+++ Estratto +++

Claudia Durastanti
Ci sono molte cose che possono portare una bambina a diventare una piccola donna, accelerando l’aspettativa di una crescita sognante e lenta, in cui avere il tempo necessario per infatuarsi del mondo che la circonda: la povertà, la migrazione costante, la presenza di genitori stralunati che abdicano alle loro funzioni o di fratelli e sorelle minori di cui occuparsi; l’incombere della guerra.
Louisa May Alcott, l’autrice che non voleva scrivere libri sulle ragazze, affrontò molte di queste circostanze: la povertà è stata una condizione che ha lasciato segni profondi sulla sua scrittura e sulla sua concezione della vita. Da bambina si è spostata insieme alla famiglia dominata da un padre trascendentalista, circondata da adulti filosofi con una visione molto precisa delle vicende umane, condividendo quest’educazione saggia ed esigente con le sorelle. Dietro tutto questo, la tensione che portò alla Guerra civile americana. Il bisogno di trovare i soldi, di prendersi cura degli altri e di custodire la propria immaginazione in mezzo ai lavori e agli accudimenti del quotidiano sono stati gli acceleratori che l’hanno catapultata in avanti, dandole uno slancio irruento nel tempo.
Se ripenso al modo in cui mi sono accelerata io, facendo irrompere desideri e paure adulti nella mia condizione di bambina, mi vengono in mente non tanto sfortune e vicissitudini familiari, ma i libri che mi facevano compagnia, i film horror che guardavo neanche troppo di nascosto in barba alle preoccupazioni dei vicini di casa e degli insegnanti, timorosi che quelle letture e visioni potessero apportare forme di corruzione irreparabile nella mia immaginazione. In realtà a quei traumi dell’immaginazione non solo si sopravvive, ma sono proprio gli strappi generati da certi assalti fantastici a permettere la formazione di nuovi strati di pelle, innervati da nervi vivacissimi: se facessi un sondaggio tra donne della mia età che amano leggere, molte mi direbbero che è stata proprio la scena in cui Jo March si taglia i capelli come una missionaria punk a catapultarle direttamente dal loro corpo da bambine a quello irrequieto dell’adolescenza. Anche se Piccole donne non apparteneva affatto alla categoria dei libri sconsigliati durante l’infanzia, al suo interno c’erano indizi destinati ad avere conseguenze decisamente ribelli e cattive. Perché anche i libri, oltre ai fatti impegnativi della vita, hanno la capacità di attrarci in un tempo posteriore, di farci maturare in imprevisti e meravigliosi istanti, trasformando lettrici inavvertite in qualcosa che è già pronto a trovare una nuova forma. Per capire meglio questa sensazione, bisogna pensare alla lettura di Piccole donne come se fosse un time-lapse in cui qualcosa cresce, sboccia, e si spalanca nell’economia della finzione. Poi chi legge torna indietro, riportando l’immagine alla condizione iniziale, ma ha già intravisto una forma futura. Le sorelle March diventano la fotografia di un possibile acceleramento, di qualcosa che potrà appassire o esplodere, per farsi ragazza donna altro (così direbbe Bernardine Evaristo).

+++

Obiettivo dell'esercizio - Per favore, restituisci parola per parola il passo dell'estratto che si apre con le parole contenenti "Claudia Durastanti" e si chiude con "l’incombere della guerra.". Per rispondere usa soltanto l'estratto, senza altre fonti.

+++ Dati forniti +++

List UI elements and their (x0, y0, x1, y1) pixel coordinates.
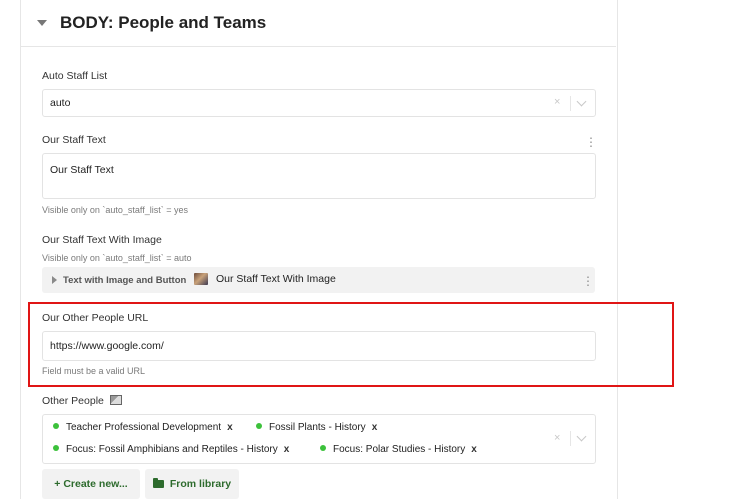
tag-item[interactable]: Fossil Plants - History x (256, 422, 377, 433)
block-type-label: Text with Image and Button (63, 275, 187, 286)
our-staff-text-with-image-hint: Visible only on `auto_staff_list` = auto (42, 253, 192, 263)
caret-right-icon[interactable] (52, 276, 57, 284)
remove-tag-icon[interactable]: x (471, 444, 477, 455)
block-title: Our Staff Text With Image (216, 273, 336, 285)
remove-tag-icon[interactable]: x (284, 444, 290, 455)
tag-label: Focus: Polar Studies - History (333, 444, 466, 455)
create-new-button[interactable]: + Create new... (42, 469, 140, 499)
our-staff-text-field[interactable]: Our Staff Text (42, 153, 596, 199)
section-title: BODY: People and Teams (60, 13, 267, 32)
other-people-label: Other People (42, 395, 122, 407)
other-people-multiselect[interactable]: Teacher Professional Development x Fossil… (42, 414, 596, 464)
our-other-people-url-value: https://www.google.com/ (50, 340, 164, 352)
tag-item[interactable]: Focus: Polar Studies - History x (320, 444, 477, 455)
status-dot-icon (53, 445, 59, 451)
status-dot-icon (256, 423, 262, 429)
from-library-button[interactable]: From library (145, 469, 239, 499)
other-people-label-text: Other People (42, 395, 104, 407)
clear-icon[interactable]: × (554, 96, 560, 108)
status-dot-icon (53, 423, 59, 429)
nested-block-row[interactable]: Text with Image and Button Our Staff Tex… (42, 267, 595, 293)
more-options-icon[interactable]: ⋮ (585, 136, 597, 148)
remove-tag-icon[interactable]: x (227, 422, 233, 433)
auto-staff-list-label: Auto Staff List (42, 70, 108, 82)
remove-tag-icon[interactable]: x (372, 422, 378, 433)
tag-label: Teacher Professional Development (66, 422, 222, 433)
clear-icon[interactable]: × (554, 432, 560, 444)
section-header[interactable]: BODY: People and Teams (20, 0, 616, 47)
tag-label: Focus: Fossil Amphibians and Reptiles - … (66, 444, 278, 455)
url-validation-hint: Field must be a valid URL (42, 366, 146, 376)
chevron-down-icon[interactable] (576, 431, 587, 442)
select-divider (570, 96, 571, 111)
tag-label: Fossil Plants - History (269, 422, 366, 433)
tag-item[interactable]: Teacher Professional Development x (53, 422, 233, 433)
auto-staff-list-select[interactable]: auto × (42, 89, 596, 117)
our-staff-text-hint: Visible only on `auto_staff_list` = yes (42, 205, 188, 215)
more-options-icon[interactable]: ⋮ (582, 275, 594, 287)
chevron-down-icon[interactable] (576, 96, 587, 107)
our-other-people-url-input[interactable]: https://www.google.com/ (42, 331, 596, 361)
from-library-label: From library (169, 478, 232, 490)
auto-staff-list-value: auto (50, 97, 71, 109)
our-staff-text-label: Our Staff Text (42, 134, 106, 146)
folder-icon (152, 478, 164, 488)
our-other-people-url-label: Our Other People URL (42, 312, 149, 324)
our-staff-text-value: Our Staff Text (50, 164, 114, 176)
status-dot-icon (320, 445, 326, 451)
tag-item[interactable]: Focus: Fossil Amphibians and Reptiles - … (53, 444, 289, 455)
image-icon (109, 395, 122, 405)
our-staff-text-with-image-label: Our Staff Text With Image (42, 234, 162, 246)
select-divider (570, 431, 571, 446)
caret-down-icon[interactable] (37, 20, 47, 26)
block-thumbnail (194, 273, 208, 285)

+++

Risposta completa -
Claudia Durastanti
Ci sono molte cose che possono portare una bambina a diventare una piccola donna, accelerando l’aspettativa di una crescita sognante e lenta, in cui avere il tempo necessario per infatuarsi del mondo che la circonda: la povertà, la migrazione costante, la presenza di genitori stralunati che abdicano alle loro funzioni o di fratelli e sorelle minori di cui occuparsi; l’incombere della guerra.